**Stated problem**. Return all entries precisely as they stand, without the images.
─── Records provided
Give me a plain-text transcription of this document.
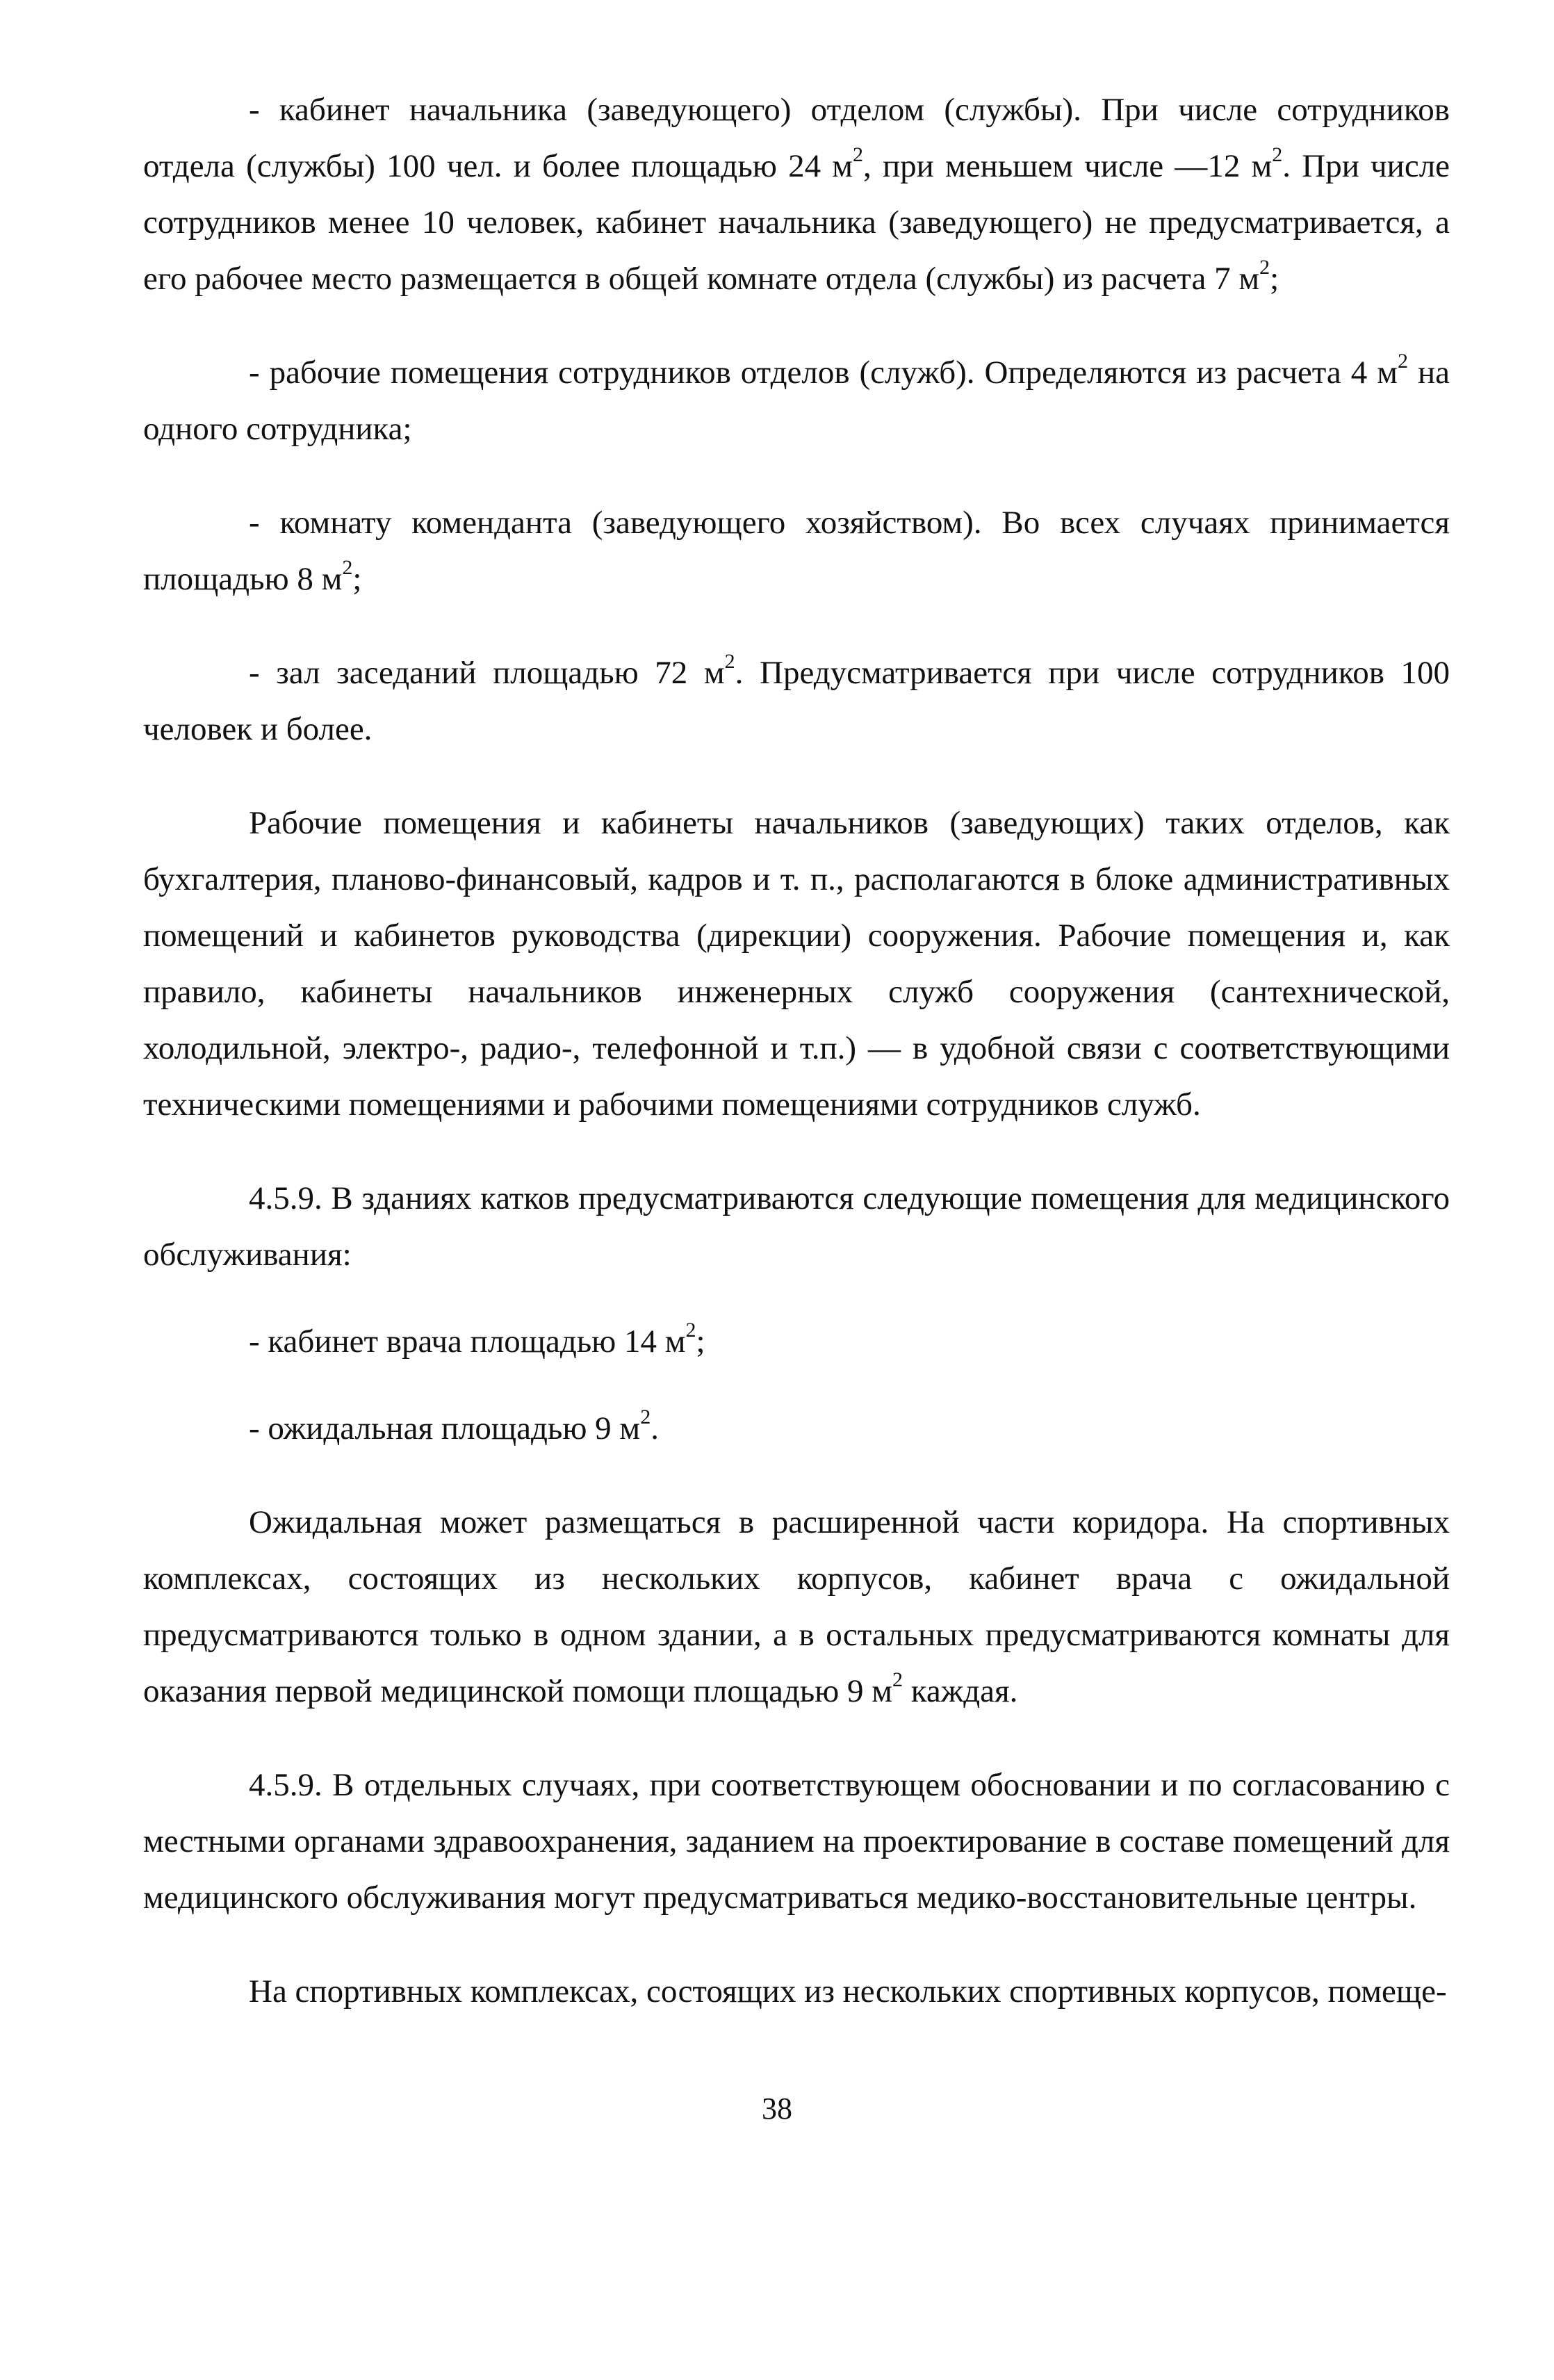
- кабинет начальника (заведующего) отделом (службы). При числе сотрудников отдела (службы) 100 чел. и более площадью 24 $м^2$, при меньшем числе —12 $м^2$. При числе сотрудников менее 10 человек, кабинет начальника (заведующего) не предусматривается, а его рабочее место размещается в общей комнате отдела (службы) из расчета 7 $м^2$;

- рабочие помещения сотрудников отделов (служб). Определяются из расчета 4 $м^2$ на одного сотрудника;

- комнату коменданта (заведующего хозяйством). Во всех случаях принимается площадью 8 $м^2$;

- зал заседаний площадью 72 $м^2$. Предусматривается при числе сотрудников 100 человек и более.

Рабочие помещения и кабинеты начальников (заведующих) таких отделов, как бухгалтерия, планово-финансовый, кадров и т. п., располагаются в блоке административных помещений и кабинетов руководства (дирекции) сооружения. Рабочие помещения и, как правило, кабинеты начальников инженерных служб сооружения (сантехнической, холодильной, электро-, радио-, телефонной и т.п.) — в удобной связи с соответствующими техническими помещениями и рабочими помещениями сотрудников служб.

4.5.9. В зданиях катков предусматриваются следующие помещения для медицинского обслуживания:

- кабинет врача площадью 14 $м^2$;

- ожидальная площадью 9 $м^2$.

Ожидальная может размещаться в расширенной части коридора. На спортивных комплексах, состоящих из нескольких корпусов, кабинет врача с ожидальной предусматриваются только в одном здании, а в остальных предусматриваются комнаты для оказания первой медицинской помощи площадью 9 $м^2$ каждая.

4.5.9. В отдельных случаях, при соответствующем обосновании и по согласованию с местными органами здравоохранения, заданием на проектирование в составе помещений для медицинского обслуживания могут предусматриваться медико-восстановительные центры.

На спортивных комплексах, состоящих из нескольких спортивных корпусов, помеще-

38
──────
**Full answer**.
Give me a plain-text transcription of this document.
- кабинет начальника (заведующего) отделом (службы). При числе сотрудников отдела (службы) 100 чел. и более площадью 24 $м^2$, при меньшем числе —12 $м^2$. При числе сотрудников менее 10 человек, кабинет начальника (заведующего) не предусматривается, а его рабочее место размещается в общей комнате отдела (службы) из расчета 7 $м^2$;

- рабочие помещения сотрудников отделов (служб). Определяются из расчета 4 $м^2$ на одного сотрудника;

- комнату коменданта (заведующего хозяйством). Во всех случаях принимается площадью 8 $м^2$;

- зал заседаний площадью 72 $м^2$. Предусматривается при числе сотрудников 100 человек и более.

Рабочие помещения и кабинеты начальников (заведующих) таких отделов, как бухгалтерия, планово-финансовый, кадров и т. п., располагаются в блоке административных помещений и кабинетов руководства (дирекции) сооружения. Рабочие помещения и, как правило, кабинеты начальников инженерных служб сооружения (сантехнической, холодильной, электро-, радио-, телефонной и т.п.) — в удобной связи с соответствующими техническими помещениями и рабочими помещениями сотрудников служб.

4.5.9. В зданиях катков предусматриваются следующие помещения для медицинского обслуживания:

- кабинет врача площадью 14 $м^2$;

- ожидальная площадью 9 $м^2$.

Ожидальная может размещаться в расширенной части коридора. На спортивных комплексах, состоящих из нескольких корпусов, кабинет врача с ожидальной предусматриваются только в одном здании, а в остальных предусматриваются комнаты для оказания первой медицинской помощи площадью 9 $м^2$ каждая.

4.5.9. В отдельных случаях, при соответствующем обосновании и по согласованию с местными органами здравоохранения, заданием на проектирование в составе помещений для медицинского обслуживания могут предусматриваться медико-восстановительные центры.

На спортивных комплексах, состоящих из нескольких спортивных корпусов, помеще-

38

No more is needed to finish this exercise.